Written problem
Set down each entry from the block beneath, exactly as written.

╭──

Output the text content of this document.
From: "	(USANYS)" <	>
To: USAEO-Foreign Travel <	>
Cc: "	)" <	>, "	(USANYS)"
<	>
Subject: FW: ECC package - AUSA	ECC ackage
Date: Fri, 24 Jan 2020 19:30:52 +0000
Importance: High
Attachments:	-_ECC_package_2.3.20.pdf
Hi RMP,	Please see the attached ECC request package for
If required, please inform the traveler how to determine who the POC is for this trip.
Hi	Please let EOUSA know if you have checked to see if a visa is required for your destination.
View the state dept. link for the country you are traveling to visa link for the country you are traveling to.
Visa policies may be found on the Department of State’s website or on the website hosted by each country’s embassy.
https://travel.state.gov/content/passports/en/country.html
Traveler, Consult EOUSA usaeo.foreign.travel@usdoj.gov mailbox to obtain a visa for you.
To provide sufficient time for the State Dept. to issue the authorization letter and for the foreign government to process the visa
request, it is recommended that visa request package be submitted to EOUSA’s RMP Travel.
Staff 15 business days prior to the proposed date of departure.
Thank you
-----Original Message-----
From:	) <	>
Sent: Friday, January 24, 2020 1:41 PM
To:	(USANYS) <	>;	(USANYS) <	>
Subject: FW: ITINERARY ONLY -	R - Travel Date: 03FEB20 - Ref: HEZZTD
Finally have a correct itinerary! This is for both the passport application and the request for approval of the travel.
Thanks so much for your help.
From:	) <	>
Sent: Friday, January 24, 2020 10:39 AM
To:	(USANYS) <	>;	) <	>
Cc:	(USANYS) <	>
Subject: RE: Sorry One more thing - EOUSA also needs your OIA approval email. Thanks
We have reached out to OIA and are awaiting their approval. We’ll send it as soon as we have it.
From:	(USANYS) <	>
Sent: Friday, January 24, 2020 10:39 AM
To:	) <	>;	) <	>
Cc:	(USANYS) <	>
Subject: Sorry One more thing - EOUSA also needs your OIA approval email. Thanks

╰──

Complete output
Output the text content of this document.
From: "	(USANYS)" <	>
To: USAEO-Foreign Travel <	>
Cc: "	)" <	>, "	(USANYS)"
<	>
Subject: FW: ECC package - AUSA	ECC ackage
Date: Fri, 24 Jan 2020 19:30:52 +0000
Importance: High
Attachments:	-_ECC_package_2.3.20.pdf
Hi RMP,	Please see the attached ECC request package for
If required, please inform the traveler how to determine who the POC is for this trip.
Hi	Please let EOUSA know if you have checked to see if a visa is required for your destination.
View the state dept. link for the country you are traveling to visa link for the country you are traveling to.
Visa policies may be found on the Department of State’s website or on the website hosted by each country’s embassy.
https://travel.state.gov/content/passports/en/country.html
Traveler, Consult EOUSA usaeo.foreign.travel@usdoj.gov mailbox to obtain a visa for you.
To provide sufficient time for the State Dept. to issue the authorization letter and for the foreign government to process the visa
request, it is recommended that visa request package be submitted to EOUSA’s RMP Travel.
Staff 15 business days prior to the proposed date of departure.
Thank you
-----Original Message-----
From:	) <	>
Sent: Friday, January 24, 2020 1:41 PM
To:	(USANYS) <	>;	(USANYS) <	>
Subject: FW: ITINERARY ONLY -	R - Travel Date: 03FEB20 - Ref: HEZZTD
Finally have a correct itinerary! This is for both the passport application and the request for approval of the travel.
Thanks so much for your help.
From:	) <	>
Sent: Friday, January 24, 2020 10:39 AM
To:	(USANYS) <	>;	) <	>
Cc:	(USANYS) <	>
Subject: RE: Sorry One more thing - EOUSA also needs your OIA approval email. Thanks
We have reached out to OIA and are awaiting their approval. We’ll send it as soon as we have it.
From:	(USANYS) <	>
Sent: Friday, January 24, 2020 10:39 AM
To:	) <	>;	) <	>
Cc:	(USANYS) <	>
Subject: Sorry One more thing - EOUSA also needs your OIA approval email. Thanks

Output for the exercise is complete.